-- START --

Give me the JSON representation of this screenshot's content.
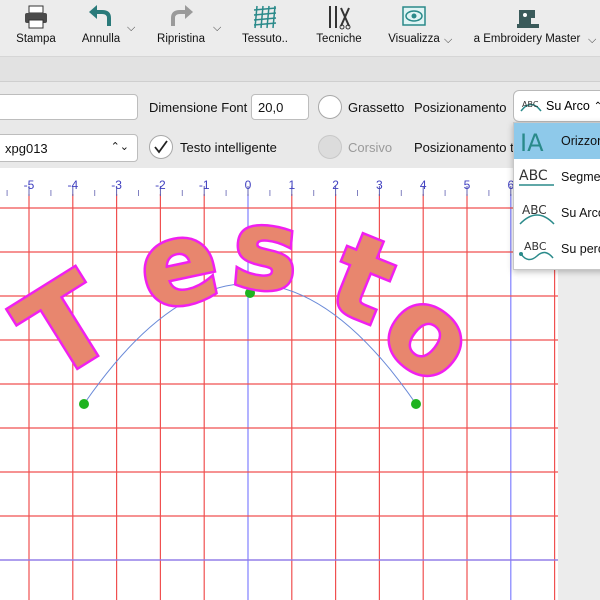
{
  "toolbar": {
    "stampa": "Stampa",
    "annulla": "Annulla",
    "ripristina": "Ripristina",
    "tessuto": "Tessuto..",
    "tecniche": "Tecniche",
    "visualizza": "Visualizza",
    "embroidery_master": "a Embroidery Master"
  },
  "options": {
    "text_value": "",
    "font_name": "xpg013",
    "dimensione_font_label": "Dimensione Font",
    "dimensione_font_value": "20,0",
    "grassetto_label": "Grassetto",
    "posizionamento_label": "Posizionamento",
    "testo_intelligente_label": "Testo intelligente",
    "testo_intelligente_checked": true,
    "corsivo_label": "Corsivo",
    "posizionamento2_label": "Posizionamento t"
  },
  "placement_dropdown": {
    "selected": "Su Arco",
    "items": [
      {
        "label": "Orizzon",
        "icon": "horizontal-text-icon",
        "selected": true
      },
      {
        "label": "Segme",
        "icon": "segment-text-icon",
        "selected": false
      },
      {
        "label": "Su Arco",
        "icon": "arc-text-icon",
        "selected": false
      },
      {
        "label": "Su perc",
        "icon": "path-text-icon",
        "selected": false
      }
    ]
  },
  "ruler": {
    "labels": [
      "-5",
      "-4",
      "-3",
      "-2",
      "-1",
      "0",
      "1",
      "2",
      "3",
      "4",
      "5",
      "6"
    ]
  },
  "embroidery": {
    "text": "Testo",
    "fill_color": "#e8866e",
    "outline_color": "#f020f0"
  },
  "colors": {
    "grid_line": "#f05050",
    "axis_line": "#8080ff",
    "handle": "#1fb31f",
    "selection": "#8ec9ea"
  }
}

-- END --

» **Task description**:
Copy each line of the data above that holds "icon".

» **Task response**:
        "icon": "horizontal-text-icon",
        "icon": "segment-text-icon",
        "icon": "arc-text-icon",
        "icon": "path-text-icon",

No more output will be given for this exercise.